- **Instructions for the task**
Copy out all of the data exactly as it appears.

-------- Data in this exercise --------

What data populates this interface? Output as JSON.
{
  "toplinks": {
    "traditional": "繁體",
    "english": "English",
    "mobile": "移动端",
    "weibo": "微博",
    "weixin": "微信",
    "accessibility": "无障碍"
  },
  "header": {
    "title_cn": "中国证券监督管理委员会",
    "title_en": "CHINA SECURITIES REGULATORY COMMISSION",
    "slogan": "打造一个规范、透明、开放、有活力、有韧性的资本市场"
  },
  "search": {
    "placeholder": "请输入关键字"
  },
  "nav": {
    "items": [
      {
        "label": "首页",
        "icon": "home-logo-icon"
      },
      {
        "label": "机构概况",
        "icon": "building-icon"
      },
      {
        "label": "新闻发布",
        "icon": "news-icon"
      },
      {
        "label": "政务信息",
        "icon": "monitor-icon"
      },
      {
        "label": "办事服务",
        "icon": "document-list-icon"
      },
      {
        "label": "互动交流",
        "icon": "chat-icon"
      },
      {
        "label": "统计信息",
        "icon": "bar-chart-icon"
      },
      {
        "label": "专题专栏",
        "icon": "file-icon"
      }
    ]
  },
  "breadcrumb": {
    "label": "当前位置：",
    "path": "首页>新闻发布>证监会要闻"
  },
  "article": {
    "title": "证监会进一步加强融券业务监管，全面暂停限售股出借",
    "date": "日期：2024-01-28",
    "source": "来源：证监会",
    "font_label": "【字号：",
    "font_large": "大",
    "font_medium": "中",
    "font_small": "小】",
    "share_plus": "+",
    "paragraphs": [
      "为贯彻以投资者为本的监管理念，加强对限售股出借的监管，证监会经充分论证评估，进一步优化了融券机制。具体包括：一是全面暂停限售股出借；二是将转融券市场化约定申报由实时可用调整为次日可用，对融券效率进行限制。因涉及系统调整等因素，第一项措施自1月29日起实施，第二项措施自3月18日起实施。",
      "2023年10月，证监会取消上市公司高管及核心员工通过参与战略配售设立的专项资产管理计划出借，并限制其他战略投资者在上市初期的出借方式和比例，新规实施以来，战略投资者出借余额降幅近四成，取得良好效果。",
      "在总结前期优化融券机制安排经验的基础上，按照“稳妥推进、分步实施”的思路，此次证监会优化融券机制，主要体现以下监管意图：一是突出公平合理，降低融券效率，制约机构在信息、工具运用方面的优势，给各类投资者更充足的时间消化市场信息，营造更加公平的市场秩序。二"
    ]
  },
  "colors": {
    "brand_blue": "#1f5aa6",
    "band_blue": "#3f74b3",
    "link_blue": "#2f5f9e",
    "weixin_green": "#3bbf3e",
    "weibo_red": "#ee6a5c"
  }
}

--------

- **Written response**
What data populates this interface? Output as JSON.
{
  "toplinks": {
    "traditional": "繁體",
    "english": "English",
    "mobile": "移动端",
    "weibo": "微博",
    "weixin": "微信",
    "accessibility": "无障碍"
  },
  "header": {
    "title_cn": "中国证券监督管理委员会",
    "title_en": "CHINA SECURITIES REGULATORY COMMISSION",
    "slogan": "打造一个规范、透明、开放、有活力、有韧性的资本市场"
  },
  "search": {
    "placeholder": "请输入关键字"
  },
  "nav": {
    "items": [
      {
        "label": "首页",
        "icon": "home-logo-icon"
      },
      {
        "label": "机构概况",
        "icon": "building-icon"
      },
      {
        "label": "新闻发布",
        "icon": "news-icon"
      },
      {
        "label": "政务信息",
        "icon": "monitor-icon"
      },
      {
        "label": "办事服务",
        "icon": "document-list-icon"
      },
      {
        "label": "互动交流",
        "icon": "chat-icon"
      },
      {
        "label": "统计信息",
        "icon": "bar-chart-icon"
      },
      {
        "label": "专题专栏",
        "icon": "file-icon"
      }
    ]
  },
  "breadcrumb": {
    "label": "当前位置：",
    "path": "首页>新闻发布>证监会要闻"
  },
  "article": {
    "title": "证监会进一步加强融券业务监管，全面暂停限售股出借",
    "date": "日期：2024-01-28",
    "source": "来源：证监会",
    "font_label": "【字号：",
    "font_large": "大",
    "font_medium": "中",
    "font_small": "小】",
    "share_plus": "+",
    "paragraphs": [
      "为贯彻以投资者为本的监管理念，加强对限售股出借的监管，证监会经充分论证评估，进一步优化了融券机制。具体包括：一是全面暂停限售股出借；二是将转融券市场化约定申报由实时可用调整为次日可用，对融券效率进行限制。因涉及系统调整等因素，第一项措施自1月29日起实施，第二项措施自3月18日起实施。",
      "2023年10月，证监会取消上市公司高管及核心员工通过参与战略配售设立的专项资产管理计划出借，并限制其他战略投资者在上市初期的出借方式和比例，新规实施以来，战略投资者出借余额降幅近四成，取得良好效果。",
      "在总结前期优化融券机制安排经验的基础上，按照“稳妥推进、分步实施”的思路，此次证监会优化融券机制，主要体现以下监管意图：一是突出公平合理，降低融券效率，制约机构在信息、工具运用方面的优势，给各类投资者更充足的时间消化市场信息，营造更加公平的市场秩序。二"
    ]
  },
  "colors": {
    "brand_blue": "#1f5aa6",
    "band_blue": "#3f74b3",
    "link_blue": "#2f5f9e",
    "weixin_green": "#3bbf3e",
    "weibo_red": "#ee6a5c"
  }
}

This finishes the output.